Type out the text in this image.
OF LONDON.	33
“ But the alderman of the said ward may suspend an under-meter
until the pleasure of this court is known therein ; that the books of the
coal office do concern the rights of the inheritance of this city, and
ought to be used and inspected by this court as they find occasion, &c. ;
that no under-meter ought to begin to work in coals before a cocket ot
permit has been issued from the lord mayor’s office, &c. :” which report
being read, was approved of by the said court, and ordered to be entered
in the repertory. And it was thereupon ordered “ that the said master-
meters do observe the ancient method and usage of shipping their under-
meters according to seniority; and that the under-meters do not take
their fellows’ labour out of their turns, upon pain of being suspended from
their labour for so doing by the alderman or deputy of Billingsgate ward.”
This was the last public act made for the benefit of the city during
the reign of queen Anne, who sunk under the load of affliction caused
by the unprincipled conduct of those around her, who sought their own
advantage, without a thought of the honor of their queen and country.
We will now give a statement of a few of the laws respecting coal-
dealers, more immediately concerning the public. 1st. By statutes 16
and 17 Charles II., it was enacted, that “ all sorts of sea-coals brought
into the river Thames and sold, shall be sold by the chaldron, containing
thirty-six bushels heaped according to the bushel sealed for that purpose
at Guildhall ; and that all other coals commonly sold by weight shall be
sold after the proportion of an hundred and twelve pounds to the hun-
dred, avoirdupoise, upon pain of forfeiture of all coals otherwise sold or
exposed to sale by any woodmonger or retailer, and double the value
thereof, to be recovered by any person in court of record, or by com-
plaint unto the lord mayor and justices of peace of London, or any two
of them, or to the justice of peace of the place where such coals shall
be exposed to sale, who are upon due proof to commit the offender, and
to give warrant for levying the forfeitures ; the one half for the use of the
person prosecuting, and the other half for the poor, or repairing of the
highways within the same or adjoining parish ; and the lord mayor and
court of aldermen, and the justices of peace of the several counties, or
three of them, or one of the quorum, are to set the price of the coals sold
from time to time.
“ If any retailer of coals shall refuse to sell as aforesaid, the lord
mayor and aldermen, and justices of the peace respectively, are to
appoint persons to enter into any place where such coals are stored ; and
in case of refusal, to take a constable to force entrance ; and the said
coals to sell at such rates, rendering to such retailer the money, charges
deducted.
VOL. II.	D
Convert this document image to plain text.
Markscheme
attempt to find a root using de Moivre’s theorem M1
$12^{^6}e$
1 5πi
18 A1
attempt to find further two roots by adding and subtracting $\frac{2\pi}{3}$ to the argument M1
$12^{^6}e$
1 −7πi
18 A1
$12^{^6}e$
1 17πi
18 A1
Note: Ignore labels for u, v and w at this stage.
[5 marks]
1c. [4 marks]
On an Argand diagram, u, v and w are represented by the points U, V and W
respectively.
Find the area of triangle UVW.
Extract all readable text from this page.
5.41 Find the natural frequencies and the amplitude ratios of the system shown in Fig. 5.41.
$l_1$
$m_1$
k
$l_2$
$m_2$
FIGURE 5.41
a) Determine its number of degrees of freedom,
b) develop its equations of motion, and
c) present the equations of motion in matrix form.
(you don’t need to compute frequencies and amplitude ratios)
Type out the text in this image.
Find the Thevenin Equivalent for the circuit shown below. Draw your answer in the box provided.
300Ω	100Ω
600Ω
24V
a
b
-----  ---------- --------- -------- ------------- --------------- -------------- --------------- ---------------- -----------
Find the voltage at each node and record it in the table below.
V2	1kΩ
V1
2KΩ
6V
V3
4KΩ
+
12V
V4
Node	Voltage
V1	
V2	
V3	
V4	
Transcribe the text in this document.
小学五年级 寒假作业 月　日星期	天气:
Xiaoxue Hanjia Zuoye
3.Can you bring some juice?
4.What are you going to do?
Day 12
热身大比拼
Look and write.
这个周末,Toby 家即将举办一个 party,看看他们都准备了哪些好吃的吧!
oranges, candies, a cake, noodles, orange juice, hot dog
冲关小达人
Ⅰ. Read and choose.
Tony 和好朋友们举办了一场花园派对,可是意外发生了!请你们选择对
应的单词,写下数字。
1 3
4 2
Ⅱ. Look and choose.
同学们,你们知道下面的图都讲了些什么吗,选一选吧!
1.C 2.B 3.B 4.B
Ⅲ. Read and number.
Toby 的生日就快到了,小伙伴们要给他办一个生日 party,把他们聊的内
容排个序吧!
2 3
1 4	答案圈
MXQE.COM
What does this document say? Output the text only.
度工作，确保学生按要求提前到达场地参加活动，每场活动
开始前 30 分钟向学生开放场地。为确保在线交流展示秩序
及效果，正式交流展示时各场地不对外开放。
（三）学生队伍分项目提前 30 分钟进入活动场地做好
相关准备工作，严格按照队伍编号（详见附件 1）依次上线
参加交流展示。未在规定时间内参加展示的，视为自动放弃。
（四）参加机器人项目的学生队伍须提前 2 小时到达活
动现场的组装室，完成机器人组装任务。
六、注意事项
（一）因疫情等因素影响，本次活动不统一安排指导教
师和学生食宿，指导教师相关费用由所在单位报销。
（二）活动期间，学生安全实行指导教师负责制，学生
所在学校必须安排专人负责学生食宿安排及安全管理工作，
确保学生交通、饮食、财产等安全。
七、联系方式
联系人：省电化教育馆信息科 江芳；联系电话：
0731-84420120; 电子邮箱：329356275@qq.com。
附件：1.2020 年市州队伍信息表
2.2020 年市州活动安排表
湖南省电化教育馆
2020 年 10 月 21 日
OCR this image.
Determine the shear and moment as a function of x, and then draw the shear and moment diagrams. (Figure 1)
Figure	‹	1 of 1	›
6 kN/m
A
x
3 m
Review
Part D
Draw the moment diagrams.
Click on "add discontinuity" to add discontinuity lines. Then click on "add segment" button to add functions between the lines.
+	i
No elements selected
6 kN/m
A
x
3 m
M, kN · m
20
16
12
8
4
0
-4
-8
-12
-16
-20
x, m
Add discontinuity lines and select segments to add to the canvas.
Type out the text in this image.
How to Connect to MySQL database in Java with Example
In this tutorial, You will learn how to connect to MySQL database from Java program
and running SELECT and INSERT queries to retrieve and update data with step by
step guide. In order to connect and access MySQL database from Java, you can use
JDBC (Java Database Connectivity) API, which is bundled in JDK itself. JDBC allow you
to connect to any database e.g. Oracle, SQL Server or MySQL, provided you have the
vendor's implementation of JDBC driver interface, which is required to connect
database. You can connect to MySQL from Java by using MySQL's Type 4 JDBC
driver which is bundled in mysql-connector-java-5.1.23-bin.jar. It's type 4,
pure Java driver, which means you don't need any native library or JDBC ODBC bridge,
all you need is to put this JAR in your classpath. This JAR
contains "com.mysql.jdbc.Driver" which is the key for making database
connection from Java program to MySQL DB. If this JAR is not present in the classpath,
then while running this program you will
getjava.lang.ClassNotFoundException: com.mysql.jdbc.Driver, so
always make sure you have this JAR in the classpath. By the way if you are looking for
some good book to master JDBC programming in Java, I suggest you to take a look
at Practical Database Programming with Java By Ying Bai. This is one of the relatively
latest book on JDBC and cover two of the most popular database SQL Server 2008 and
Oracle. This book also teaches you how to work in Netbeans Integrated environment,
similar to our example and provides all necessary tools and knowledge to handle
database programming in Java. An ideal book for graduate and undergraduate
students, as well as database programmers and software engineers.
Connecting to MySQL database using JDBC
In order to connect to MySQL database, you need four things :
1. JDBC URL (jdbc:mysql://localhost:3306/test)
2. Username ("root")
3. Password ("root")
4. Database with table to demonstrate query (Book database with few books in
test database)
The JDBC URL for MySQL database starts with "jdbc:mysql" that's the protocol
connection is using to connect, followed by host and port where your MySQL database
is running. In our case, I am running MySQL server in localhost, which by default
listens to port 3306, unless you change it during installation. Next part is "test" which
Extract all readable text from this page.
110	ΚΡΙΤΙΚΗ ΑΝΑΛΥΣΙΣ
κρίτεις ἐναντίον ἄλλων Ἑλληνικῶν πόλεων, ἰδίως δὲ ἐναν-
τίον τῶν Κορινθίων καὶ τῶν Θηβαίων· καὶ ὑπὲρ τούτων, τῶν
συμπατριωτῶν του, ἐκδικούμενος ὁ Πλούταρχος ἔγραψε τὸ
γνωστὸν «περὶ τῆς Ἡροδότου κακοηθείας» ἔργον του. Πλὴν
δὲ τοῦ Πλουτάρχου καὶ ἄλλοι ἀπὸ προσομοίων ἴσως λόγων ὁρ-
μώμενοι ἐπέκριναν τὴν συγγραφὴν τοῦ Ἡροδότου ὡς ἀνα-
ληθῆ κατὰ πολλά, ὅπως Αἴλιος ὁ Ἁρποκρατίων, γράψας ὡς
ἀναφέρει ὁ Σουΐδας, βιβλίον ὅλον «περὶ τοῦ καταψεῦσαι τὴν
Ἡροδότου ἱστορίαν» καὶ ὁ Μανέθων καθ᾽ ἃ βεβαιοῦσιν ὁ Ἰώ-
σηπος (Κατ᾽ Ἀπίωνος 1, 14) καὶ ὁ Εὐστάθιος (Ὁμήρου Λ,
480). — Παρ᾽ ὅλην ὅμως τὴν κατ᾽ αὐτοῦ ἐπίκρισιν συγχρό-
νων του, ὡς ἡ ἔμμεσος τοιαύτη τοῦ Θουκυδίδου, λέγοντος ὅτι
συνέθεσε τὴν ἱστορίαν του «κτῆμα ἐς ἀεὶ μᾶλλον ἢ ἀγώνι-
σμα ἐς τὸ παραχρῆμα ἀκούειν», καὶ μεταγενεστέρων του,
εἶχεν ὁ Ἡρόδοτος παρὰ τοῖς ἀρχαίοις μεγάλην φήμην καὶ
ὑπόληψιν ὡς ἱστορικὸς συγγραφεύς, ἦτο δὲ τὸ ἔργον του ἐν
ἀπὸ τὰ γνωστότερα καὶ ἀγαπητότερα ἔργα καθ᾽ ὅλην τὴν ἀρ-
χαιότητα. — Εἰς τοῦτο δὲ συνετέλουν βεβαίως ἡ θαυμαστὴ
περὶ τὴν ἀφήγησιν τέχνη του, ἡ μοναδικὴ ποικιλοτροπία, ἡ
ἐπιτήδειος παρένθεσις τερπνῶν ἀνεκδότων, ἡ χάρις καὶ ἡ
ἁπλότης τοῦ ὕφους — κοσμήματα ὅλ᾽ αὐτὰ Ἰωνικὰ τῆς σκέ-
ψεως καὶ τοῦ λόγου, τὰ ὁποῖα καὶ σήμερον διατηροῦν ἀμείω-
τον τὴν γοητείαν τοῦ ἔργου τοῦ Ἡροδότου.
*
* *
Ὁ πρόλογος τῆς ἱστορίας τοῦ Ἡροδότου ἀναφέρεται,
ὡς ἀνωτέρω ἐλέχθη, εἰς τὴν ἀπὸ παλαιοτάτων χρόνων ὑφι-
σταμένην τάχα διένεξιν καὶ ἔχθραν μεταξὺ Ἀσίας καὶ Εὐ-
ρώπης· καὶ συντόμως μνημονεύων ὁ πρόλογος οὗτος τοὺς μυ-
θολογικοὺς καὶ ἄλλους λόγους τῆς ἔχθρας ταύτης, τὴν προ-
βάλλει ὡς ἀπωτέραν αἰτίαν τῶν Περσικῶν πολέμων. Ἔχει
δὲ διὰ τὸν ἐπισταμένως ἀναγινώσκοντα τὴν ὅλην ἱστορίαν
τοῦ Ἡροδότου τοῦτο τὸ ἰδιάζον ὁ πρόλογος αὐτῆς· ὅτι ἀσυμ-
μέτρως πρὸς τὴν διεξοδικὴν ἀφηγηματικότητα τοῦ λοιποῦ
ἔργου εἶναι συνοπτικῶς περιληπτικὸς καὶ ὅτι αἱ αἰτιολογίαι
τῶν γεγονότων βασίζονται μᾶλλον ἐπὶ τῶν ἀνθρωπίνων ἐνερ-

________________________________________

§ WHAT THE EXERCISE ASKS
Which lines hold the word "into"? Copy each of them from the records.

§ ANSWER BELOW
into the river Thames and sold, shall be sold by the chaldron, containing
appoint persons to enter into any place where such coals are stored ; and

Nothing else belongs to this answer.